- [SHORT PROBLEM]: Can you reproduce the data beneath, keeping every line exact?

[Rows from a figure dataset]
_ _ _ _ _
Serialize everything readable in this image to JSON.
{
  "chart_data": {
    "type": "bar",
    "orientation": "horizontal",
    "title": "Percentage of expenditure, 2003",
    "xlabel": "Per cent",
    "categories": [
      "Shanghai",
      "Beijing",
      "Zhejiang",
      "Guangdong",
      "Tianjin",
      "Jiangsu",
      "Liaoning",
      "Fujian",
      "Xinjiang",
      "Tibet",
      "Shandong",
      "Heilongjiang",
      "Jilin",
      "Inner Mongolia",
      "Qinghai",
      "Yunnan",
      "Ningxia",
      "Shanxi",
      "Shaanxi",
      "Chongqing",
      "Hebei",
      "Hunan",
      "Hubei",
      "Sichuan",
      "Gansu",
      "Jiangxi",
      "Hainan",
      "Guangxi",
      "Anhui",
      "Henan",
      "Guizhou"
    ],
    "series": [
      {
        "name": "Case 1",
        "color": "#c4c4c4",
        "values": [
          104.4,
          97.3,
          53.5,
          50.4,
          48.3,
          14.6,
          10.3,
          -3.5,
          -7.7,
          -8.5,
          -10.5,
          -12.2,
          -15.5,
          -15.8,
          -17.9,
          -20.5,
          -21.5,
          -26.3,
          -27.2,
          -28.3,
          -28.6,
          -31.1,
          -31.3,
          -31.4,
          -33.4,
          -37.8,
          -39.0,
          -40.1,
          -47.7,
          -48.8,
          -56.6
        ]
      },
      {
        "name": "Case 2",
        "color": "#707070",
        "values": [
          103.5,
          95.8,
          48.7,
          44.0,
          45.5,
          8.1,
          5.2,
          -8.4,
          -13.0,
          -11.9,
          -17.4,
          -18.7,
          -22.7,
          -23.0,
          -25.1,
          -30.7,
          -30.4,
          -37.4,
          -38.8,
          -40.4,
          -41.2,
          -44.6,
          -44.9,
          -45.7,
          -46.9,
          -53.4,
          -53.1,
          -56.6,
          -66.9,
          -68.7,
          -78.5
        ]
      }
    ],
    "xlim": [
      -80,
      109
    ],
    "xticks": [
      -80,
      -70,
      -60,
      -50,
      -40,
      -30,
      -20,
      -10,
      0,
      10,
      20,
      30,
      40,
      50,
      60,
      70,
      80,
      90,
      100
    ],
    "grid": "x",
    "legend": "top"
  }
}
_ _ _ _ _
- [RESPONSE TO THE TASK]:
Serialize everything readable in this image to JSON.
{
  "chart_data": {
    "type": "bar",
    "orientation": "horizontal",
    "title": "Percentage of expenditure, 2003",
    "xlabel": "Per cent",
    "categories": [
      "Shanghai",
      "Beijing",
      "Zhejiang",
      "Guangdong",
      "Tianjin",
      "Jiangsu",
      "Liaoning",
      "Fujian",
      "Xinjiang",
      "Tibet",
      "Shandong",
      "Heilongjiang",
      "Jilin",
      "Inner Mongolia",
      "Qinghai",
      "Yunnan",
      "Ningxia",
      "Shanxi",
      "Shaanxi",
      "Chongqing",
      "Hebei",
      "Hunan",
      "Hubei",
      "Sichuan",
      "Gansu",
      "Jiangxi",
      "Hainan",
      "Guangxi",
      "Anhui",
      "Henan",
      "Guizhou"
    ],
    "series": [
      {
        "name": "Case 1",
        "color": "#c4c4c4",
        "values": [
          104.4,
          97.3,
          53.5,
          50.4,
          48.3,
          14.6,
          10.3,
          -3.5,
          -7.7,
          -8.5,
          -10.5,
          -12.2,
          -15.5,
          -15.8,
          -17.9,
          -20.5,
          -21.5,
          -26.3,
          -27.2,
          -28.3,
          -28.6,
          -31.1,
          -31.3,
          -31.4,
          -33.4,
          -37.8,
          -39.0,
          -40.1,
          -47.7,
          -48.8,
          -56.6
        ]
      },
      {
        "name": "Case 2",
        "color": "#707070",
        "values": [
          103.5,
          95.8,
          48.7,
          44.0,
          45.5,
          8.1,
          5.2,
          -8.4,
          -13.0,
          -11.9,
          -17.4,
          -18.7,
          -22.7,
          -23.0,
          -25.1,
          -30.7,
          -30.4,
          -37.4,
          -38.8,
          -40.4,
          -41.2,
          -44.6,
          -44.9,
          -45.7,
          -46.9,
          -53.4,
          -53.1,
          -56.6,
          -66.9,
          -68.7,
          -78.5
        ]
      }
    ],
    "xlim": [
      -80,
      109
    ],
    "xticks": [
      -80,
      -70,
      -60,
      -50,
      -40,
      -30,
      -20,
      -10,
      0,
      10,
      20,
      30,
      40,
      50,
      60,
      70,
      80,
      90,
      100
    ],
    "grid": "x",
    "legend": "top"
  }
}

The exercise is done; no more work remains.